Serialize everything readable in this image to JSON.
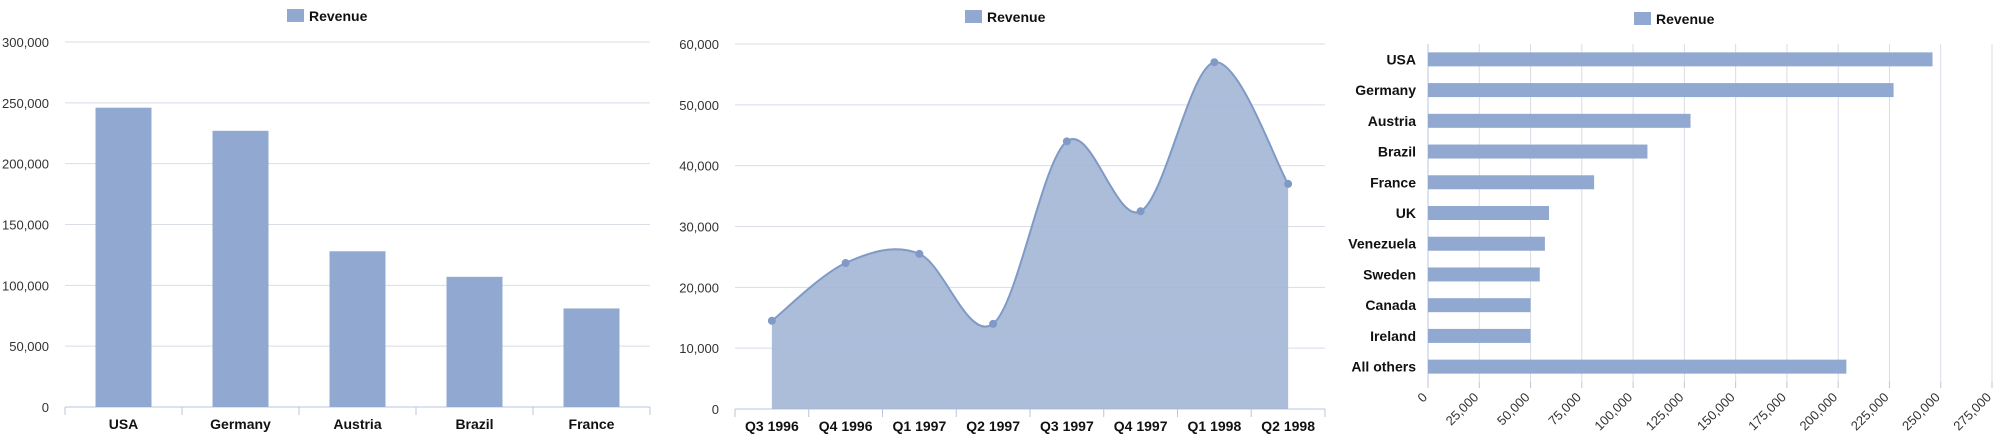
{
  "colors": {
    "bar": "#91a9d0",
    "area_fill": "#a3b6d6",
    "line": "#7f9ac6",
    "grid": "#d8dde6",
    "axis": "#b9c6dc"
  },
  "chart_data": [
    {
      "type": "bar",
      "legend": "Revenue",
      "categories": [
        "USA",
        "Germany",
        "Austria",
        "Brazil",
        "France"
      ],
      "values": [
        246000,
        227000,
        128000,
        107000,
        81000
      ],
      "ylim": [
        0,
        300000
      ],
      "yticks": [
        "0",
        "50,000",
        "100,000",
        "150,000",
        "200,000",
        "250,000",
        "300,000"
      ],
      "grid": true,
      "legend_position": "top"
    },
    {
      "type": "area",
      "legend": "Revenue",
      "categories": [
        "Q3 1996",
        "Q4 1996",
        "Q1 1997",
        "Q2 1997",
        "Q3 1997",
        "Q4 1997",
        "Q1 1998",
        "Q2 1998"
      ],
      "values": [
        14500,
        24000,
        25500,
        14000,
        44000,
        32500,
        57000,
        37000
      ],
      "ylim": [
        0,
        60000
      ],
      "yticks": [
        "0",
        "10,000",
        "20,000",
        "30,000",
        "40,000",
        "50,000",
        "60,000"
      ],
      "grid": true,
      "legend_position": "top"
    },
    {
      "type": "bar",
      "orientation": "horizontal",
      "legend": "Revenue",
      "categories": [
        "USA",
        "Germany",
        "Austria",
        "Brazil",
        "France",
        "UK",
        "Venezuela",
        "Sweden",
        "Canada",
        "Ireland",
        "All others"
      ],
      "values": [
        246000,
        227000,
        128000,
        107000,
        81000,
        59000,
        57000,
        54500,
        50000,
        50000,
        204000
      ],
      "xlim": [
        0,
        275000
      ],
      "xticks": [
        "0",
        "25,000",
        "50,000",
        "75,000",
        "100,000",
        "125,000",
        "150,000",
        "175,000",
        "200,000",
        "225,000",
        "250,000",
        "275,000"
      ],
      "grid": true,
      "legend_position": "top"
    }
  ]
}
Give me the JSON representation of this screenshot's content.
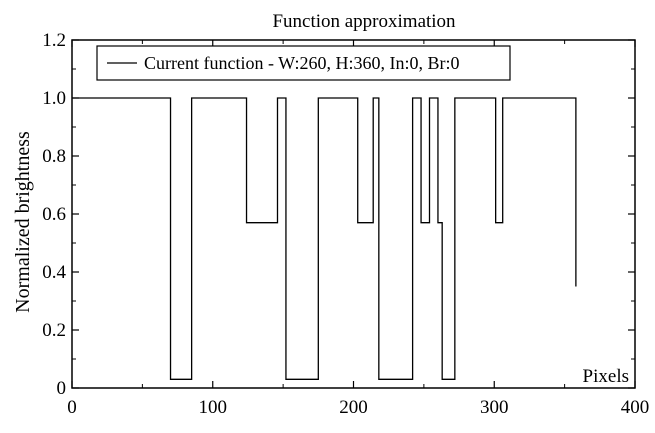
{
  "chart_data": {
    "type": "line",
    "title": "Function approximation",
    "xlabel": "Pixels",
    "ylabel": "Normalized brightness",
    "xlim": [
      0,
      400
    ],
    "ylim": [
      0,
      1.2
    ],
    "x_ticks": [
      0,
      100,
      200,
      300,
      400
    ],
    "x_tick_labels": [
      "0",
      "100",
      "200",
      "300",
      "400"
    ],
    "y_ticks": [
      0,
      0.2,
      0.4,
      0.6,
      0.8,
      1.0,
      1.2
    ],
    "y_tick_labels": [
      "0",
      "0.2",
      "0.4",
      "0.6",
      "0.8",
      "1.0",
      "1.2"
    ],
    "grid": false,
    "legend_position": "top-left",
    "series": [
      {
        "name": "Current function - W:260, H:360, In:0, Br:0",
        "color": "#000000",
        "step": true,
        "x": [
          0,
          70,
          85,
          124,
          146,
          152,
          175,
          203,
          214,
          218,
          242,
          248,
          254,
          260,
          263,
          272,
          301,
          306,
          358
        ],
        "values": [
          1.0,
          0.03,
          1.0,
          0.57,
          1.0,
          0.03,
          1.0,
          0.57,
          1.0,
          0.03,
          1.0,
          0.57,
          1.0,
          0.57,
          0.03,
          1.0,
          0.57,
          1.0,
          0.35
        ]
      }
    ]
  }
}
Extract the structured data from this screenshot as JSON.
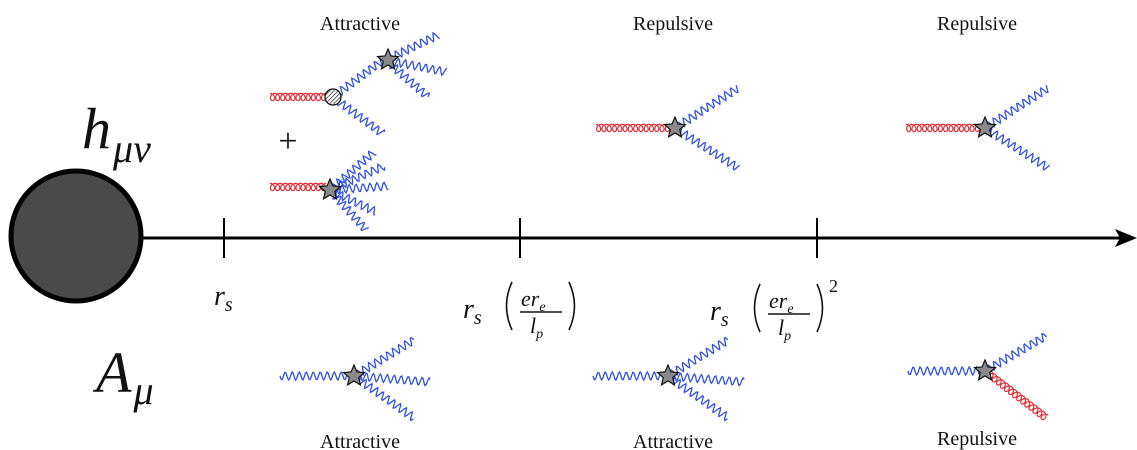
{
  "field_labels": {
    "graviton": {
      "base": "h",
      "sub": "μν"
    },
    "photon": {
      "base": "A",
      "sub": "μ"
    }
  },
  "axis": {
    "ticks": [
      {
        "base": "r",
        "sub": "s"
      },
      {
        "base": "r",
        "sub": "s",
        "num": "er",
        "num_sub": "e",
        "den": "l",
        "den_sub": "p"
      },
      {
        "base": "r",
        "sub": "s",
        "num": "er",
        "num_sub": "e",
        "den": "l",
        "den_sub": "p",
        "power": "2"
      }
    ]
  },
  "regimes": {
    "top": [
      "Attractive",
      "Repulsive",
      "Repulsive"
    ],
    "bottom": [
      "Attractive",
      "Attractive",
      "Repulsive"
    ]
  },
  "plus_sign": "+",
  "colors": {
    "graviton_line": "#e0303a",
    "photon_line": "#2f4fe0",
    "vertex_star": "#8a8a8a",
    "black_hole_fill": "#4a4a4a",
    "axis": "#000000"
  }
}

################

● **TASK TO CARRY OUT**: Pull out all lines containing "JSON".

● **TASK OUTPUT**:
Serialize everything readable in this image to JSON.
Give me the JSON representation of this screenshot's content.
Extract the structured data from this screenshot as JSON.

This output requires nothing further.